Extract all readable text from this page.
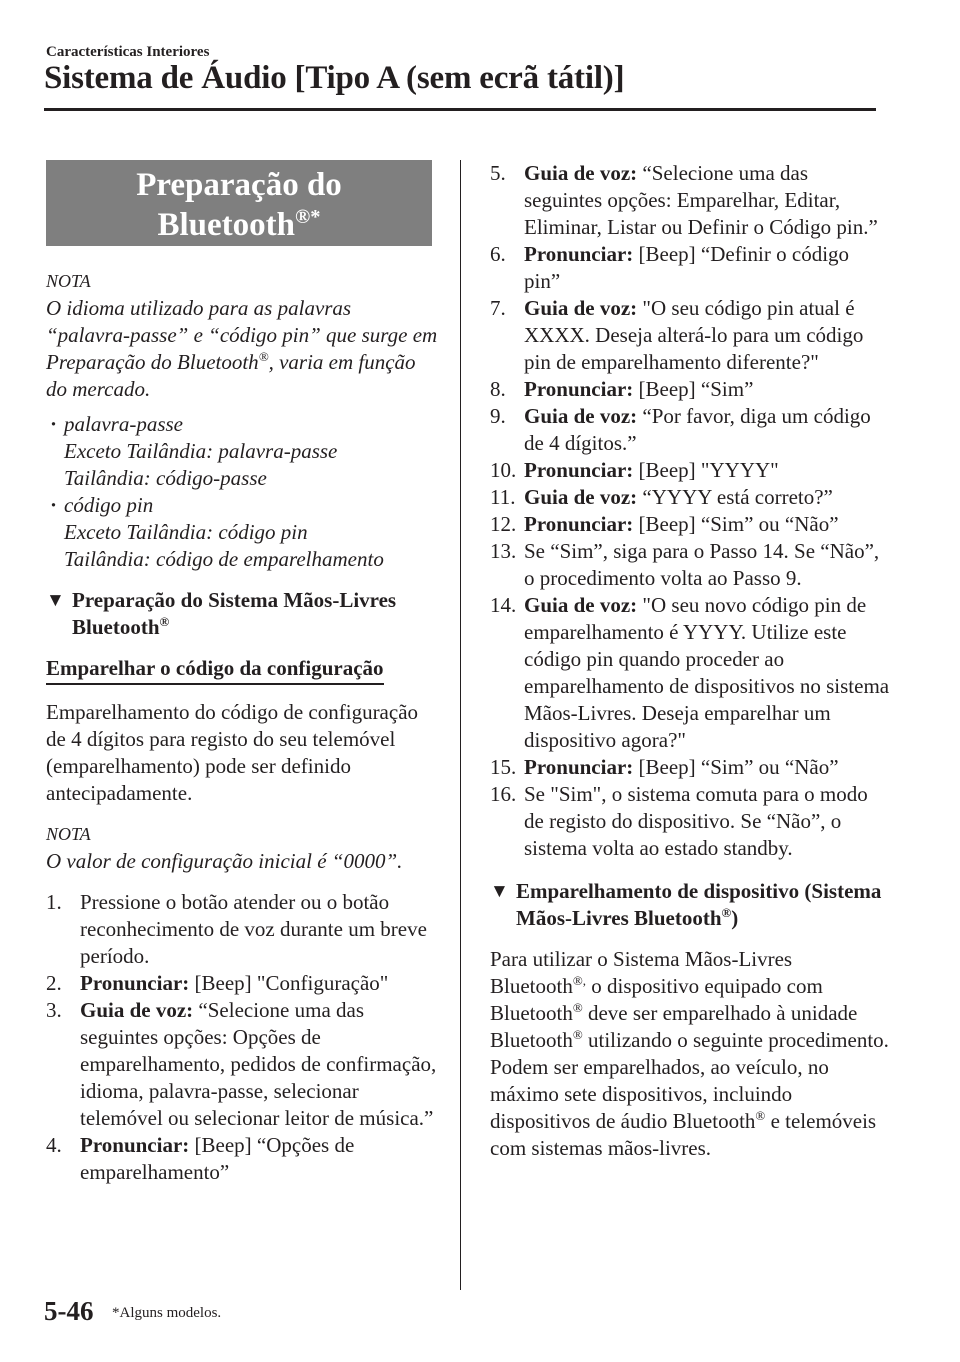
Características Interiores
Sistema de Áudio [Tipo A (sem ecrã tátil)]
Preparação do
Bluetooth®*
NOTA
O idioma utilizado para as palavras “palavra-passe” e “código pin” que surge em Preparação do Bluetooth®, varia em função do mercado.
· palavra-passe
Exceto Tailândia: palavra-passe
Tailândia: código-passe
· código pin
Exceto Tailândia: código pin
Tailândia: código de emparelhamento
▼ Preparação do Sistema Mãos-Livres Bluetooth®
Emparelhar o código da configuração
Emparelhamento do código de configuração de 4 dígitos para registo do seu telemóvel (emparelhamento) pode ser definido antecipadamente.
NOTA
O valor de configuração inicial é “0000”.
1. Pressione o botão atender ou o botão reconhecimento de voz durante um breve período.
2. Pronunciar: [Beep] "Configuração"
3. Guia de voz: “Selecione uma das seguintes opções: Opções de emparelhamento, pedidos de confirmação, idioma, palavra-passe, selecionar telemóvel ou selecionar leitor de música.”
4. Pronunciar: [Beep] “Opções de emparelhamento”
5. Guia de voz: “Selecione uma das seguintes opções: Emparelhar, Editar, Eliminar, Listar ou Definir o Código pin.”
6. Pronunciar: [Beep] “Definir o código pin”
7. Guia de voz: "O seu código pin atual é XXXX. Deseja alterá-lo para um código pin de emparelhamento diferente?"
8. Pronunciar: [Beep] “Sim”
9. Guia de voz: “Por favor, diga um código de 4 dígitos.”
10. Pronunciar: [Beep] "YYYY"
11. Guia de voz: “YYYY está correto?”
12. Pronunciar: [Beep] “Sim” ou “Não”
13. Se “Sim”, siga para o Passo 14. Se “Não”, o procedimento volta ao Passo 9.
14. Guia de voz: "O seu novo código pin de emparelhamento é YYYY. Utilize este código pin quando proceder ao emparelhamento de dispositivos no sistema Mãos-Livres. Deseja emparelhar um dispositivo agora?"
15. Pronunciar: [Beep] “Sim” ou “Não”
16. Se "Sim", o sistema comuta para o modo de registo do dispositivo. Se “Não”, o sistema volta ao estado standby.
▼ Emparelhamento de dispositivo (Sistema Mãos-Livres Bluetooth®)
Para utilizar o Sistema Mãos-Livres Bluetooth®, o dispositivo equipado com Bluetooth® deve ser emparelhado à unidade Bluetooth® utilizando o seguinte procedimento.
Podem ser emparelhados, ao veículo, no máximo sete dispositivos, incluindo dispositivos de áudio Bluetooth® e telemóveis com sistemas mãos-livres.
5-46 *Alguns modelos.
========================
Retype everything in the material word for word, minus pictures.

Solution to the exercise =
Extract all readable text from this page.
Características Interiores
Sistema de Áudio [Tipo A (sem ecrã tátil)]
Preparação do
Bluetooth®*
NOTA
O idioma utilizado para as palavras “palavra-passe” e “código pin” que surge em Preparação do Bluetooth®, varia em função do mercado.
· palavra-passe
Exceto Tailândia: palavra-passe
Tailândia: código-passe
· código pin
Exceto Tailândia: código pin
Tailândia: código de emparelhamento
▼ Preparação do Sistema Mãos-Livres Bluetooth®
Emparelhar o código da configuração
Emparelhamento do código de configuração de 4 dígitos para registo do seu telemóvel (emparelhamento) pode ser definido antecipadamente.
NOTA
O valor de configuração inicial é “0000”.
1. Pressione o botão atender ou o botão reconhecimento de voz durante um breve período.
2. Pronunciar: [Beep] "Configuração"
3. Guia de voz: “Selecione uma das seguintes opções: Opções de emparelhamento, pedidos de confirmação, idioma, palavra-passe, selecionar telemóvel ou selecionar leitor de música.”
4. Pronunciar: [Beep] “Opções de emparelhamento”
5. Guia de voz: “Selecione uma das seguintes opções: Emparelhar, Editar, Eliminar, Listar ou Definir o Código pin.”
6. Pronunciar: [Beep] “Definir o código pin”
7. Guia de voz: "O seu código pin atual é XXXX. Deseja alterá-lo para um código pin de emparelhamento diferente?"
8. Pronunciar: [Beep] “Sim”
9. Guia de voz: “Por favor, diga um código de 4 dígitos.”
10. Pronunciar: [Beep] "YYYY"
11. Guia de voz: “YYYY está correto?”
12. Pronunciar: [Beep] “Sim” ou “Não”
13. Se “Sim”, siga para o Passo 14. Se “Não”, o procedimento volta ao Passo 9.
14. Guia de voz: "O seu novo código pin de emparelhamento é YYYY. Utilize este código pin quando proceder ao emparelhamento de dispositivos no sistema Mãos-Livres. Deseja emparelhar um dispositivo agora?"
15. Pronunciar: [Beep] “Sim” ou “Não”
16. Se "Sim", o sistema comuta para o modo de registo do dispositivo. Se “Não”, o sistema volta ao estado standby.
▼ Emparelhamento de dispositivo (Sistema Mãos-Livres Bluetooth®)
Para utilizar o Sistema Mãos-Livres Bluetooth®, o dispositivo equipado com Bluetooth® deve ser emparelhado à unidade Bluetooth® utilizando o seguinte procedimento.
Podem ser emparelhados, ao veículo, no máximo sete dispositivos, incluindo dispositivos de áudio Bluetooth® e telemóveis com sistemas mãos-livres.
5-46 *Alguns modelos.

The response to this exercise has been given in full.